■ Problem to solve
Set each entry down verbatim, omitting images.

[Data excerpts]
## begin

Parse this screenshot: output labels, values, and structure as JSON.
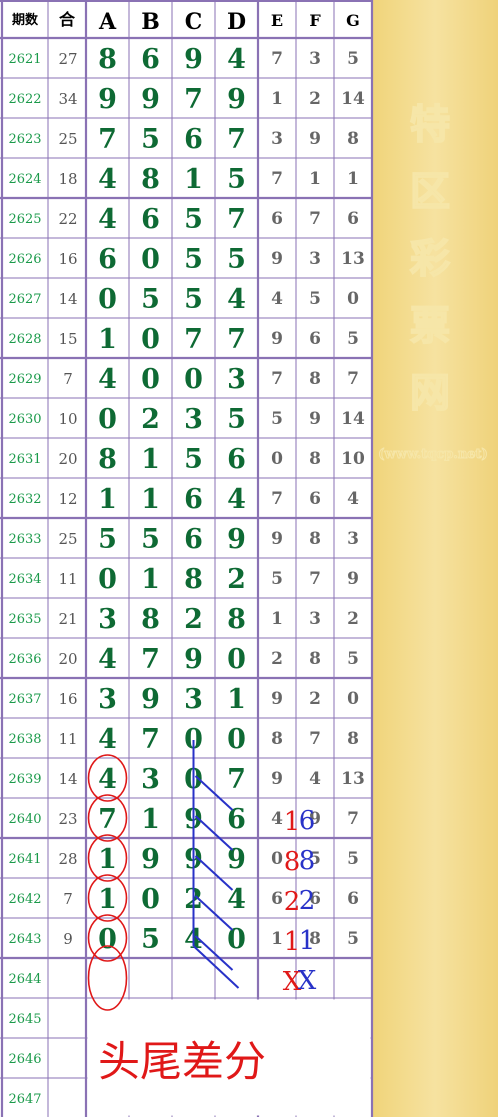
{
  "headers": {
    "period": "期数",
    "he": "合",
    "cols": [
      "A",
      "B",
      "C",
      "D",
      "E",
      "F",
      "G"
    ]
  },
  "rows": [
    {
      "p": "2621",
      "he": "27",
      "abcd": [
        "8",
        "6",
        "9",
        "4"
      ],
      "efg": [
        "7",
        "3",
        "5"
      ]
    },
    {
      "p": "2622",
      "he": "34",
      "abcd": [
        "9",
        "9",
        "7",
        "9"
      ],
      "efg": [
        "1",
        "2",
        "14"
      ]
    },
    {
      "p": "2623",
      "he": "25",
      "abcd": [
        "7",
        "5",
        "6",
        "7"
      ],
      "efg": [
        "3",
        "9",
        "8"
      ]
    },
    {
      "p": "2624",
      "he": "18",
      "abcd": [
        "4",
        "8",
        "1",
        "5"
      ],
      "efg": [
        "7",
        "1",
        "1"
      ]
    },
    {
      "p": "2625",
      "he": "22",
      "abcd": [
        "4",
        "6",
        "5",
        "7"
      ],
      "efg": [
        "6",
        "7",
        "6"
      ]
    },
    {
      "p": "2626",
      "he": "16",
      "abcd": [
        "6",
        "0",
        "5",
        "5"
      ],
      "efg": [
        "9",
        "3",
        "13"
      ]
    },
    {
      "p": "2627",
      "he": "14",
      "abcd": [
        "0",
        "5",
        "5",
        "4"
      ],
      "efg": [
        "4",
        "5",
        "0"
      ]
    },
    {
      "p": "2628",
      "he": "15",
      "abcd": [
        "1",
        "0",
        "7",
        "7"
      ],
      "efg": [
        "9",
        "6",
        "5"
      ]
    },
    {
      "p": "2629",
      "he": "7",
      "abcd": [
        "4",
        "0",
        "0",
        "3"
      ],
      "efg": [
        "7",
        "8",
        "7"
      ]
    },
    {
      "p": "2630",
      "he": "10",
      "abcd": [
        "0",
        "2",
        "3",
        "5"
      ],
      "efg": [
        "5",
        "9",
        "14"
      ]
    },
    {
      "p": "2631",
      "he": "20",
      "abcd": [
        "8",
        "1",
        "5",
        "6"
      ],
      "efg": [
        "0",
        "8",
        "10"
      ]
    },
    {
      "p": "2632",
      "he": "12",
      "abcd": [
        "1",
        "1",
        "6",
        "4"
      ],
      "efg": [
        "7",
        "6",
        "4"
      ]
    },
    {
      "p": "2633",
      "he": "25",
      "abcd": [
        "5",
        "5",
        "6",
        "9"
      ],
      "efg": [
        "9",
        "8",
        "3"
      ]
    },
    {
      "p": "2634",
      "he": "11",
      "abcd": [
        "0",
        "1",
        "8",
        "2"
      ],
      "efg": [
        "5",
        "7",
        "9"
      ]
    },
    {
      "p": "2635",
      "he": "21",
      "abcd": [
        "3",
        "8",
        "2",
        "8"
      ],
      "efg": [
        "1",
        "3",
        "2"
      ]
    },
    {
      "p": "2636",
      "he": "20",
      "abcd": [
        "4",
        "7",
        "9",
        "0"
      ],
      "efg": [
        "2",
        "8",
        "5"
      ]
    },
    {
      "p": "2637",
      "he": "16",
      "abcd": [
        "3",
        "9",
        "3",
        "1"
      ],
      "efg": [
        "9",
        "2",
        "0"
      ]
    },
    {
      "p": "2638",
      "he": "11",
      "abcd": [
        "4",
        "7",
        "0",
        "0"
      ],
      "efg": [
        "8",
        "7",
        "8"
      ]
    },
    {
      "p": "2639",
      "he": "14",
      "abcd": [
        "4",
        "3",
        "0",
        "7"
      ],
      "efg": [
        "9",
        "4",
        "13"
      ]
    },
    {
      "p": "2640",
      "he": "23",
      "abcd": [
        "7",
        "1",
        "9",
        "6"
      ],
      "efg": [
        "4",
        "9",
        "7"
      ]
    },
    {
      "p": "2641",
      "he": "28",
      "abcd": [
        "1",
        "9",
        "9",
        "9"
      ],
      "efg": [
        "0",
        "5",
        "5"
      ]
    },
    {
      "p": "2642",
      "he": "7",
      "abcd": [
        "1",
        "0",
        "2",
        "4"
      ],
      "efg": [
        "6",
        "6",
        "6"
      ]
    },
    {
      "p": "2643",
      "he": "9",
      "abcd": [
        "0",
        "5",
        "4",
        "0"
      ],
      "efg": [
        "1",
        "8",
        "5"
      ]
    },
    {
      "p": "2644",
      "he": "",
      "abcd": [
        "",
        "",
        "",
        ""
      ],
      "efg": [
        "",
        "",
        ""
      ]
    },
    {
      "p": "2645",
      "he": "",
      "abcd": [
        "",
        "",
        "",
        ""
      ],
      "efg": [
        "",
        "",
        ""
      ]
    },
    {
      "p": "2646",
      "he": "",
      "abcd": [
        "",
        "",
        "",
        ""
      ],
      "efg": [
        "",
        "",
        ""
      ]
    },
    {
      "p": "2647",
      "he": "",
      "abcd": [
        "",
        "",
        "",
        ""
      ],
      "efg": [
        "",
        "",
        ""
      ]
    }
  ],
  "watermark": {
    "chars": [
      "特",
      "区",
      "彩",
      "票",
      "网"
    ],
    "url": "(www.tqcp.net)"
  },
  "annotations": {
    "pairs": [
      {
        "red": "1",
        "blue": "6"
      },
      {
        "red": "8",
        "blue": "8"
      },
      {
        "red": "2",
        "blue": "2"
      },
      {
        "red": "1",
        "blue": "1"
      },
      {
        "red": "X",
        "blue": "X"
      }
    ],
    "title": "头尾差分"
  },
  "colors": {
    "grid": "#8a72b4",
    "digits": "#0e6a34",
    "period": "#1a9a4a",
    "side_panel": "#f3d98a",
    "red": "#e01818",
    "blue": "#2832c8"
  }
}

## end

■ Result of the exercise
Parse this screenshot: output labels, values, and structure as JSON.
{
  "headers": {
    "period": "期数",
    "he": "合",
    "cols": [
      "A",
      "B",
      "C",
      "D",
      "E",
      "F",
      "G"
    ]
  },
  "rows": [
    {
      "p": "2621",
      "he": "27",
      "abcd": [
        "8",
        "6",
        "9",
        "4"
      ],
      "efg": [
        "7",
        "3",
        "5"
      ]
    },
    {
      "p": "2622",
      "he": "34",
      "abcd": [
        "9",
        "9",
        "7",
        "9"
      ],
      "efg": [
        "1",
        "2",
        "14"
      ]
    },
    {
      "p": "2623",
      "he": "25",
      "abcd": [
        "7",
        "5",
        "6",
        "7"
      ],
      "efg": [
        "3",
        "9",
        "8"
      ]
    },
    {
      "p": "2624",
      "he": "18",
      "abcd": [
        "4",
        "8",
        "1",
        "5"
      ],
      "efg": [
        "7",
        "1",
        "1"
      ]
    },
    {
      "p": "2625",
      "he": "22",
      "abcd": [
        "4",
        "6",
        "5",
        "7"
      ],
      "efg": [
        "6",
        "7",
        "6"
      ]
    },
    {
      "p": "2626",
      "he": "16",
      "abcd": [
        "6",
        "0",
        "5",
        "5"
      ],
      "efg": [
        "9",
        "3",
        "13"
      ]
    },
    {
      "p": "2627",
      "he": "14",
      "abcd": [
        "0",
        "5",
        "5",
        "4"
      ],
      "efg": [
        "4",
        "5",
        "0"
      ]
    },
    {
      "p": "2628",
      "he": "15",
      "abcd": [
        "1",
        "0",
        "7",
        "7"
      ],
      "efg": [
        "9",
        "6",
        "5"
      ]
    },
    {
      "p": "2629",
      "he": "7",
      "abcd": [
        "4",
        "0",
        "0",
        "3"
      ],
      "efg": [
        "7",
        "8",
        "7"
      ]
    },
    {
      "p": "2630",
      "he": "10",
      "abcd": [
        "0",
        "2",
        "3",
        "5"
      ],
      "efg": [
        "5",
        "9",
        "14"
      ]
    },
    {
      "p": "2631",
      "he": "20",
      "abcd": [
        "8",
        "1",
        "5",
        "6"
      ],
      "efg": [
        "0",
        "8",
        "10"
      ]
    },
    {
      "p": "2632",
      "he": "12",
      "abcd": [
        "1",
        "1",
        "6",
        "4"
      ],
      "efg": [
        "7",
        "6",
        "4"
      ]
    },
    {
      "p": "2633",
      "he": "25",
      "abcd": [
        "5",
        "5",
        "6",
        "9"
      ],
      "efg": [
        "9",
        "8",
        "3"
      ]
    },
    {
      "p": "2634",
      "he": "11",
      "abcd": [
        "0",
        "1",
        "8",
        "2"
      ],
      "efg": [
        "5",
        "7",
        "9"
      ]
    },
    {
      "p": "2635",
      "he": "21",
      "abcd": [
        "3",
        "8",
        "2",
        "8"
      ],
      "efg": [
        "1",
        "3",
        "2"
      ]
    },
    {
      "p": "2636",
      "he": "20",
      "abcd": [
        "4",
        "7",
        "9",
        "0"
      ],
      "efg": [
        "2",
        "8",
        "5"
      ]
    },
    {
      "p": "2637",
      "he": "16",
      "abcd": [
        "3",
        "9",
        "3",
        "1"
      ],
      "efg": [
        "9",
        "2",
        "0"
      ]
    },
    {
      "p": "2638",
      "he": "11",
      "abcd": [
        "4",
        "7",
        "0",
        "0"
      ],
      "efg": [
        "8",
        "7",
        "8"
      ]
    },
    {
      "p": "2639",
      "he": "14",
      "abcd": [
        "4",
        "3",
        "0",
        "7"
      ],
      "efg": [
        "9",
        "4",
        "13"
      ]
    },
    {
      "p": "2640",
      "he": "23",
      "abcd": [
        "7",
        "1",
        "9",
        "6"
      ],
      "efg": [
        "4",
        "9",
        "7"
      ]
    },
    {
      "p": "2641",
      "he": "28",
      "abcd": [
        "1",
        "9",
        "9",
        "9"
      ],
      "efg": [
        "0",
        "5",
        "5"
      ]
    },
    {
      "p": "2642",
      "he": "7",
      "abcd": [
        "1",
        "0",
        "2",
        "4"
      ],
      "efg": [
        "6",
        "6",
        "6"
      ]
    },
    {
      "p": "2643",
      "he": "9",
      "abcd": [
        "0",
        "5",
        "4",
        "0"
      ],
      "efg": [
        "1",
        "8",
        "5"
      ]
    },
    {
      "p": "2644",
      "he": "",
      "abcd": [
        "",
        "",
        "",
        ""
      ],
      "efg": [
        "",
        "",
        ""
      ]
    },
    {
      "p": "2645",
      "he": "",
      "abcd": [
        "",
        "",
        "",
        ""
      ],
      "efg": [
        "",
        "",
        ""
      ]
    },
    {
      "p": "2646",
      "he": "",
      "abcd": [
        "",
        "",
        "",
        ""
      ],
      "efg": [
        "",
        "",
        ""
      ]
    },
    {
      "p": "2647",
      "he": "",
      "abcd": [
        "",
        "",
        "",
        ""
      ],
      "efg": [
        "",
        "",
        ""
      ]
    }
  ],
  "watermark": {
    "chars": [
      "特",
      "区",
      "彩",
      "票",
      "网"
    ],
    "url": "(www.tqcp.net)"
  },
  "annotations": {
    "pairs": [
      {
        "red": "1",
        "blue": "6"
      },
      {
        "red": "8",
        "blue": "8"
      },
      {
        "red": "2",
        "blue": "2"
      },
      {
        "red": "1",
        "blue": "1"
      },
      {
        "red": "X",
        "blue": "X"
      }
    ],
    "title": "头尾差分"
  },
  "colors": {
    "grid": "#8a72b4",
    "digits": "#0e6a34",
    "period": "#1a9a4a",
    "side_panel": "#f3d98a",
    "red": "#e01818",
    "blue": "#2832c8"
  }
}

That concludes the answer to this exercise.